+++ ENTRIES SHOWN +++
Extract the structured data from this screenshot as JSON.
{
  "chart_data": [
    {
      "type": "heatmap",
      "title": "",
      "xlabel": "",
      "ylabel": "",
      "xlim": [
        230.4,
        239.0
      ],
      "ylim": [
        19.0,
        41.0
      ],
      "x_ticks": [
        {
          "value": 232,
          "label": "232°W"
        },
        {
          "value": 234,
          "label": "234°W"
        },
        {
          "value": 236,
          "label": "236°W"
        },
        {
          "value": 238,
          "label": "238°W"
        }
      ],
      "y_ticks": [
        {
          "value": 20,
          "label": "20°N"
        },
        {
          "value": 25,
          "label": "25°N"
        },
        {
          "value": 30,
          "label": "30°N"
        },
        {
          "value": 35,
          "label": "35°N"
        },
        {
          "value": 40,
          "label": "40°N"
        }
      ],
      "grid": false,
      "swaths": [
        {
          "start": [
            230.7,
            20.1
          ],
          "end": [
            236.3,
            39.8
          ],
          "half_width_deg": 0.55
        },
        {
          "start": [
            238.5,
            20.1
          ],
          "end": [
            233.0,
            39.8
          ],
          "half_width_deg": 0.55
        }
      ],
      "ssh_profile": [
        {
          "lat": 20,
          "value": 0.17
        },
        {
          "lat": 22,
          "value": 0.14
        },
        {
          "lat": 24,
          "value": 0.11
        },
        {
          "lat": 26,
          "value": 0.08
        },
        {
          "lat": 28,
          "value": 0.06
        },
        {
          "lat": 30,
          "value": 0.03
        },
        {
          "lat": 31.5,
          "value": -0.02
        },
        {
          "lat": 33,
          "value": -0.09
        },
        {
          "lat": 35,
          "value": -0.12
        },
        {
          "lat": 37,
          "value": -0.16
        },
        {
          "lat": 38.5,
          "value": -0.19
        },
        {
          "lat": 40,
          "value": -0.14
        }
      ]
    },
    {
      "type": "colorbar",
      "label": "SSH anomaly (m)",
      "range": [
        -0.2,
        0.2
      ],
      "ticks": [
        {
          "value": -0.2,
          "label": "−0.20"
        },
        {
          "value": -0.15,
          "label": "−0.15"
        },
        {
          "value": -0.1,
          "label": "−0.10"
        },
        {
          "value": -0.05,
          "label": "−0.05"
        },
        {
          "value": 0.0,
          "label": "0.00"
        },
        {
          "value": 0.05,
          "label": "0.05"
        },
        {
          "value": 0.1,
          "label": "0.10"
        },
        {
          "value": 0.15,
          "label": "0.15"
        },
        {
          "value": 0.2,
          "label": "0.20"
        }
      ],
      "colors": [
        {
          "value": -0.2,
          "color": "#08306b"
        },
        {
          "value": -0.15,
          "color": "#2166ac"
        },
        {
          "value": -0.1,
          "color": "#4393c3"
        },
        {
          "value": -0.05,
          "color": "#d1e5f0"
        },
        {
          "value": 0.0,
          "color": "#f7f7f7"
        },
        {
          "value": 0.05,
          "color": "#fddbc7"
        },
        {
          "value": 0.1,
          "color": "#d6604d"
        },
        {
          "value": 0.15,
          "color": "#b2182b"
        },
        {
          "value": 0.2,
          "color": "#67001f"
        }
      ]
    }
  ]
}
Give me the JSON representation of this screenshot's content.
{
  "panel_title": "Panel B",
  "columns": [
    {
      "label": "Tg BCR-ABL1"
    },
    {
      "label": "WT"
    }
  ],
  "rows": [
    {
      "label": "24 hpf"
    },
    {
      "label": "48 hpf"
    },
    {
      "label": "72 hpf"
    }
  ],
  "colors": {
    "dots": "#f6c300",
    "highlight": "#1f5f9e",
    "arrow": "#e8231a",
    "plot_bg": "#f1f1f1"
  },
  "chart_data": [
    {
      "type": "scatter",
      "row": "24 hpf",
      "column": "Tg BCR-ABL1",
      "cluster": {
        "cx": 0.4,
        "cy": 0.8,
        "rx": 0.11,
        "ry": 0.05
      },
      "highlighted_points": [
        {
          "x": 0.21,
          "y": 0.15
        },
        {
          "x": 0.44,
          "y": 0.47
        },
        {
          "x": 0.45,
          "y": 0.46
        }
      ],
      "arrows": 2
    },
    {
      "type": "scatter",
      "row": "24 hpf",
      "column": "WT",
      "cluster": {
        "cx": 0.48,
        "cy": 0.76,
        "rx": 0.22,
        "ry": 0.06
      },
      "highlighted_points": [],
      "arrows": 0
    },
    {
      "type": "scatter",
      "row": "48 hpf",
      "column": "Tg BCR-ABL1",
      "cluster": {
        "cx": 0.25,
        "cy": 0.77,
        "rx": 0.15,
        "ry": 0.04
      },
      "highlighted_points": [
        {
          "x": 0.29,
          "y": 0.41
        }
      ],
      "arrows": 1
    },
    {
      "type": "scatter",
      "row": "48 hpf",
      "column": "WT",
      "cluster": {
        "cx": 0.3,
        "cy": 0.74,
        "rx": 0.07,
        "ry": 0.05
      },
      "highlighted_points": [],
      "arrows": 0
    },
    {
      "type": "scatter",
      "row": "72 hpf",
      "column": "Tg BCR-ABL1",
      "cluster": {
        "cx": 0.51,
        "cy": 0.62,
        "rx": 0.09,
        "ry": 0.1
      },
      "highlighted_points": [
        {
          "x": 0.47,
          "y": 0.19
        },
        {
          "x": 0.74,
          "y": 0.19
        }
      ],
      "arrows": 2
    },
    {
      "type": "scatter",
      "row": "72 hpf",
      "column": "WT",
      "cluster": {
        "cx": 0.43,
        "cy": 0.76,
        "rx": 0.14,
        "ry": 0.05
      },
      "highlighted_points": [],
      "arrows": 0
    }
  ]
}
+++
== WHAT TO PRODUCE ==
Reproduce the material in full, with no word added or dropped.

== TASK RESPONSE ==
Extract the structured data from this screenshot as JSON.
{
  "chart_data": [
    {
      "type": "heatmap",
      "title": "",
      "xlabel": "",
      "ylabel": "",
      "xlim": [
        230.4,
        239.0
      ],
      "ylim": [
        19.0,
        41.0
      ],
      "x_ticks": [
        {
          "value": 232,
          "label": "232°W"
        },
        {
          "value": 234,
          "label": "234°W"
        },
        {
          "value": 236,
          "label": "236°W"
        },
        {
          "value": 238,
          "label": "238°W"
        }
      ],
      "y_ticks": [
        {
          "value": 20,
          "label": "20°N"
        },
        {
          "value": 25,
          "label": "25°N"
        },
        {
          "value": 30,
          "label": "30°N"
        },
        {
          "value": 35,
          "label": "35°N"
        },
        {
          "value": 40,
          "label": "40°N"
        }
      ],
      "grid": false,
      "swaths": [
        {
          "start": [
            230.7,
            20.1
          ],
          "end": [
            236.3,
            39.8
          ],
          "half_width_deg": 0.55
        },
        {
          "start": [
            238.5,
            20.1
          ],
          "end": [
            233.0,
            39.8
          ],
          "half_width_deg": 0.55
        }
      ],
      "ssh_profile": [
        {
          "lat": 20,
          "value": 0.17
        },
        {
          "lat": 22,
          "value": 0.14
        },
        {
          "lat": 24,
          "value": 0.11
        },
        {
          "lat": 26,
          "value": 0.08
        },
        {
          "lat": 28,
          "value": 0.06
        },
        {
          "lat": 30,
          "value": 0.03
        },
        {
          "lat": 31.5,
          "value": -0.02
        },
        {
          "lat": 33,
          "value": -0.09
        },
        {
          "lat": 35,
          "value": -0.12
        },
        {
          "lat": 37,
          "value": -0.16
        },
        {
          "lat": 38.5,
          "value": -0.19
        },
        {
          "lat": 40,
          "value": -0.14
        }
      ]
    },
    {
      "type": "colorbar",
      "label": "SSH anomaly (m)",
      "range": [
        -0.2,
        0.2
      ],
      "ticks": [
        {
          "value": -0.2,
          "label": "−0.20"
        },
        {
          "value": -0.15,
          "label": "−0.15"
        },
        {
          "value": -0.1,
          "label": "−0.10"
        },
        {
          "value": -0.05,
          "label": "−0.05"
        },
        {
          "value": 0.0,
          "label": "0.00"
        },
        {
          "value": 0.05,
          "label": "0.05"
        },
        {
          "value": 0.1,
          "label": "0.10"
        },
        {
          "value": 0.15,
          "label": "0.15"
        },
        {
          "value": 0.2,
          "label": "0.20"
        }
      ],
      "colors": [
        {
          "value": -0.2,
          "color": "#08306b"
        },
        {
          "value": -0.15,
          "color": "#2166ac"
        },
        {
          "value": -0.1,
          "color": "#4393c3"
        },
        {
          "value": -0.05,
          "color": "#d1e5f0"
        },
        {
          "value": 0.0,
          "color": "#f7f7f7"
        },
        {
          "value": 0.05,
          "color": "#fddbc7"
        },
        {
          "value": 0.1,
          "color": "#d6604d"
        },
        {
          "value": 0.15,
          "color": "#b2182b"
        },
        {
          "value": 0.2,
          "color": "#67001f"
        }
      ]
    }
  ]
}
Give me the JSON representation of this screenshot's content.
{
  "panel_title": "Panel B",
  "columns": [
    {
      "label": "Tg BCR-ABL1"
    },
    {
      "label": "WT"
    }
  ],
  "rows": [
    {
      "label": "24 hpf"
    },
    {
      "label": "48 hpf"
    },
    {
      "label": "72 hpf"
    }
  ],
  "colors": {
    "dots": "#f6c300",
    "highlight": "#1f5f9e",
    "arrow": "#e8231a",
    "plot_bg": "#f1f1f1"
  },
  "chart_data": [
    {
      "type": "scatter",
      "row": "24 hpf",
      "column": "Tg BCR-ABL1",
      "cluster": {
        "cx": 0.4,
        "cy": 0.8,
        "rx": 0.11,
        "ry": 0.05
      },
      "highlighted_points": [
        {
          "x": 0.21,
          "y": 0.15
        },
        {
          "x": 0.44,
          "y": 0.47
        },
        {
          "x": 0.45,
          "y": 0.46
        }
      ],
      "arrows": 2
    },
    {
      "type": "scatter",
      "row": "24 hpf",
      "column": "WT",
      "cluster": {
        "cx": 0.48,
        "cy": 0.76,
        "rx": 0.22,
        "ry": 0.06
      },
      "highlighted_points": [],
      "arrows": 0
    },
    {
      "type": "scatter",
      "row": "48 hpf",
      "column": "Tg BCR-ABL1",
      "cluster": {
        "cx": 0.25,
        "cy": 0.77,
        "rx": 0.15,
        "ry": 0.04
      },
      "highlighted_points": [
        {
          "x": 0.29,
          "y": 0.41
        }
      ],
      "arrows": 1
    },
    {
      "type": "scatter",
      "row": "48 hpf",
      "column": "WT",
      "cluster": {
        "cx": 0.3,
        "cy": 0.74,
        "rx": 0.07,
        "ry": 0.05
      },
      "highlighted_points": [],
      "arrows": 0
    },
    {
      "type": "scatter",
      "row": "72 hpf",
      "column": "Tg BCR-ABL1",
      "cluster": {
        "cx": 0.51,
        "cy": 0.62,
        "rx": 0.09,
        "ry": 0.1
      },
      "highlighted_points": [
        {
          "x": 0.47,
          "y": 0.19
        },
        {
          "x": 0.74,
          "y": 0.19
        }
      ],
      "arrows": 2
    },
    {
      "type": "scatter",
      "row": "72 hpf",
      "column": "WT",
      "cluster": {
        "cx": 0.43,
        "cy": 0.76,
        "rx": 0.14,
        "ry": 0.05
      },
      "highlighted_points": [],
      "arrows": 0
    }
  ]
}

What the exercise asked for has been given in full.